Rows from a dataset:
----------------------------------------

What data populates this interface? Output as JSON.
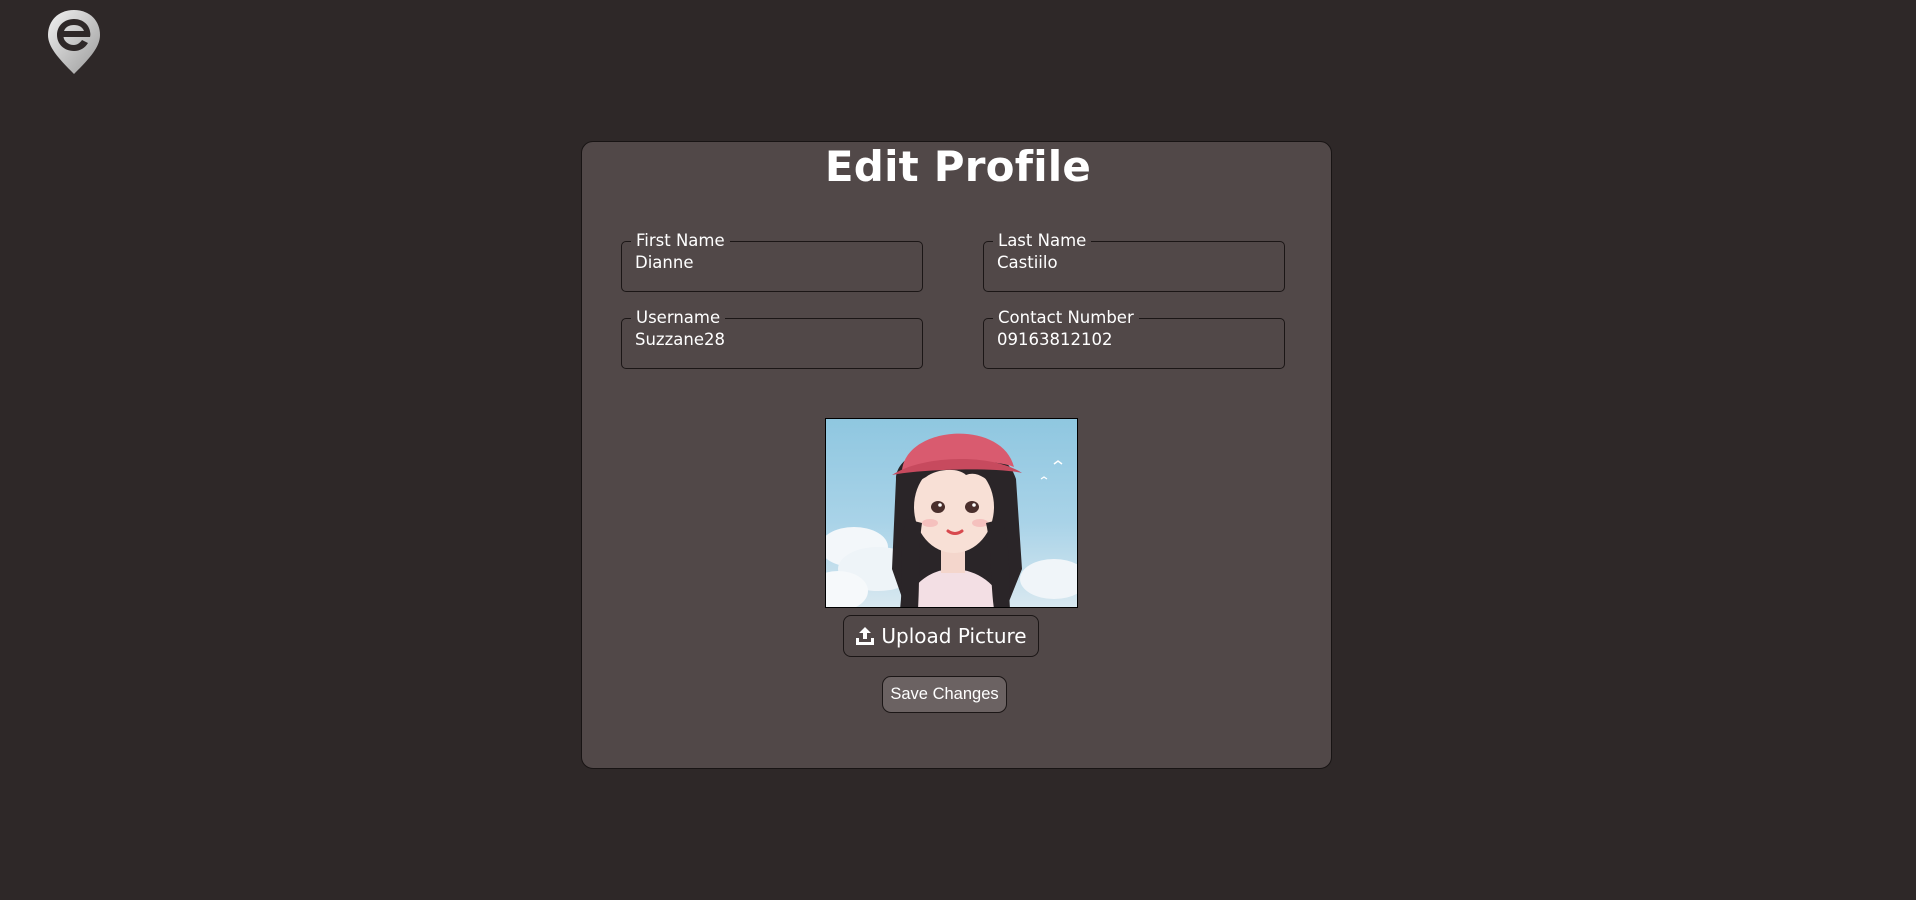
{
  "app": {
    "logo_icon": "map-pin-e-logo-icon"
  },
  "profile": {
    "title": "Edit Profile",
    "fields": {
      "first_name": {
        "label": "First Name",
        "value": "Dianne"
      },
      "last_name": {
        "label": "Last Name",
        "value": "Castiilo"
      },
      "username": {
        "label": "Username",
        "value": "Suzzane28"
      },
      "contact_number": {
        "label": "Contact Number",
        "value": "09163812102"
      }
    },
    "picture_icon": "profile-picture",
    "upload": {
      "label": "Upload Picture",
      "icon": "upload-icon"
    },
    "save": {
      "label": "Save Changes"
    }
  },
  "colors": {
    "background": "#2e2828",
    "card": "#514848",
    "card_border": "#181414",
    "text": "#ffffff",
    "save_button": "#6b6262"
  }
}
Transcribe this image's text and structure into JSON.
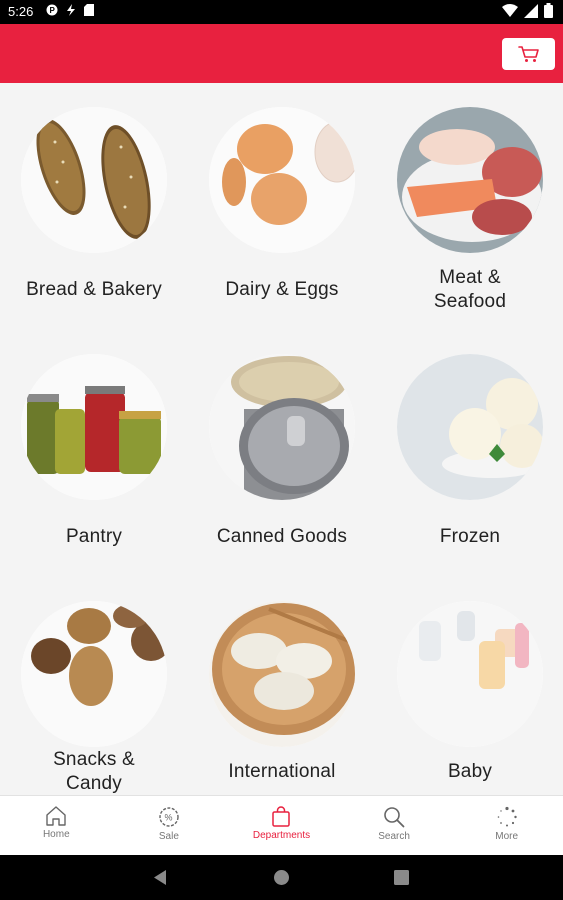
{
  "status_bar": {
    "time": "5:26",
    "left_icons": [
      "p-icon",
      "lightning-icon",
      "sd-card-icon"
    ],
    "right_icons": [
      "wifi-icon",
      "signal-icon",
      "battery-icon"
    ]
  },
  "header": {
    "color": "#e8213f",
    "cart_icon": "cart-icon"
  },
  "departments": [
    {
      "label": "Bread & Bakery",
      "image": "bread-photo"
    },
    {
      "label": "Dairy & Eggs",
      "image": "eggs-photo"
    },
    {
      "label": "Meat & Seafood",
      "label_lines": [
        "Meat &",
        "Seafood"
      ],
      "image": "meat-photo"
    },
    {
      "label": "Pantry",
      "image": "jars-photo"
    },
    {
      "label": "Canned Goods",
      "image": "cans-photo"
    },
    {
      "label": "Frozen",
      "image": "ice-cream-photo"
    },
    {
      "label": "Snacks & Candy",
      "label_lines": [
        "Snacks &",
        "Candy"
      ],
      "image": "nuts-photo"
    },
    {
      "label": "International",
      "image": "dumplings-photo"
    },
    {
      "label": "Baby",
      "image": "baby-bottles-photo"
    }
  ],
  "bottom_nav": {
    "items": [
      {
        "label": "Home",
        "icon": "home-icon",
        "active": false
      },
      {
        "label": "Sale",
        "icon": "sale-icon",
        "active": false
      },
      {
        "label": "Departments",
        "icon": "shopping-bag-icon",
        "active": true
      },
      {
        "label": "Search",
        "icon": "search-icon",
        "active": false
      },
      {
        "label": "More",
        "icon": "more-icon",
        "active": false
      }
    ]
  },
  "android_nav": [
    "back-icon",
    "home-circle-icon",
    "recents-icon"
  ]
}
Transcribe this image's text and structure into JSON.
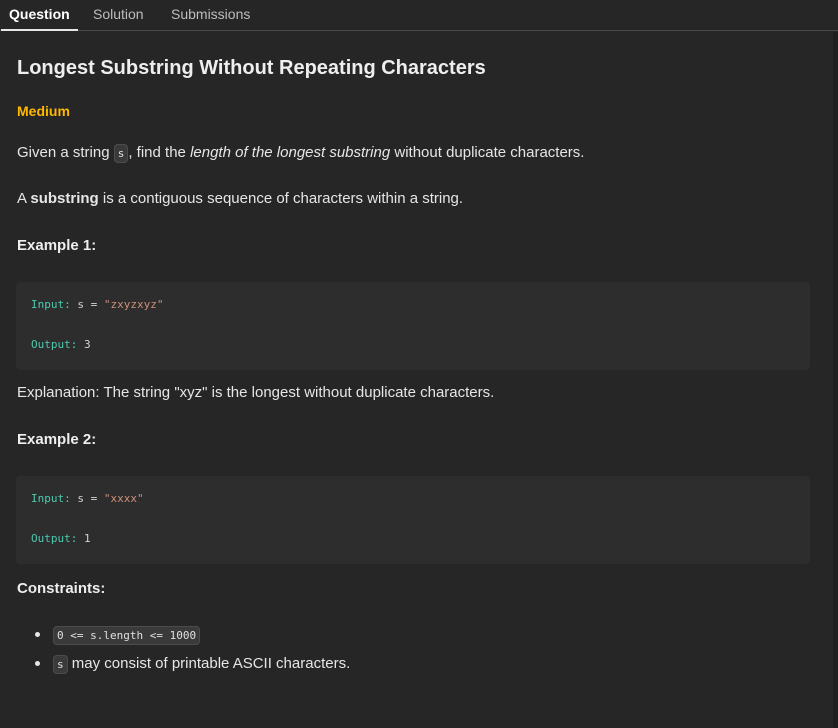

----------------------------------------

[Aim]:
Repeat every record above exactly, but leave out any pictures.

[Result for this task]:
What data populates this interface? Output as JSON.
{
  "app": {
    "logo_icon": "map-pin-e-logo-icon"
  },
  "profile": {
    "title": "Edit Profile",
    "fields": {
      "first_name": {
        "label": "First Name",
        "value": "Dianne"
      },
      "last_name": {
        "label": "Last Name",
        "value": "Castiilo"
      },
      "username": {
        "label": "Username",
        "value": "Suzzane28"
      },
      "contact_number": {
        "label": "Contact Number",
        "value": "09163812102"
      }
    },
    "picture_icon": "profile-picture",
    "upload": {
      "label": "Upload Picture",
      "icon": "upload-icon"
    },
    "save": {
      "label": "Save Changes"
    }
  },
  "colors": {
    "background": "#2e2828",
    "card": "#514848",
    "card_border": "#181414",
    "text": "#ffffff",
    "save_button": "#6b6262"
  }
}
Transcribe this image's text and structure into JSON.
{
  "status_bar": {
    "time": "5:26",
    "left_icons": [
      "p-icon",
      "lightning-icon",
      "sd-card-icon"
    ],
    "right_icons": [
      "wifi-icon",
      "signal-icon",
      "battery-icon"
    ]
  },
  "header": {
    "color": "#e8213f",
    "cart_icon": "cart-icon"
  },
  "departments": [
    {
      "label": "Bread & Bakery",
      "image": "bread-photo"
    },
    {
      "label": "Dairy & Eggs",
      "image": "eggs-photo"
    },
    {
      "label": "Meat & Seafood",
      "label_lines": [
        "Meat &",
        "Seafood"
      ],
      "image": "meat-photo"
    },
    {
      "label": "Pantry",
      "image": "jars-photo"
    },
    {
      "label": "Canned Goods",
      "image": "cans-photo"
    },
    {
      "label": "Frozen",
      "image": "ice-cream-photo"
    },
    {
      "label": "Snacks & Candy",
      "label_lines": [
        "Snacks &",
        "Candy"
      ],
      "image": "nuts-photo"
    },
    {
      "label": "International",
      "image": "dumplings-photo"
    },
    {
      "label": "Baby",
      "image": "baby-bottles-photo"
    }
  ],
  "bottom_nav": {
    "items": [
      {
        "label": "Home",
        "icon": "home-icon",
        "active": false
      },
      {
        "label": "Sale",
        "icon": "sale-icon",
        "active": false
      },
      {
        "label": "Departments",
        "icon": "shopping-bag-icon",
        "active": true
      },
      {
        "label": "Search",
        "icon": "search-icon",
        "active": false
      },
      {
        "label": "More",
        "icon": "more-icon",
        "active": false
      }
    ]
  },
  "android_nav": [
    "back-icon",
    "home-circle-icon",
    "recents-icon"
  ]
}
Transcribe this image's text and structure into JSON.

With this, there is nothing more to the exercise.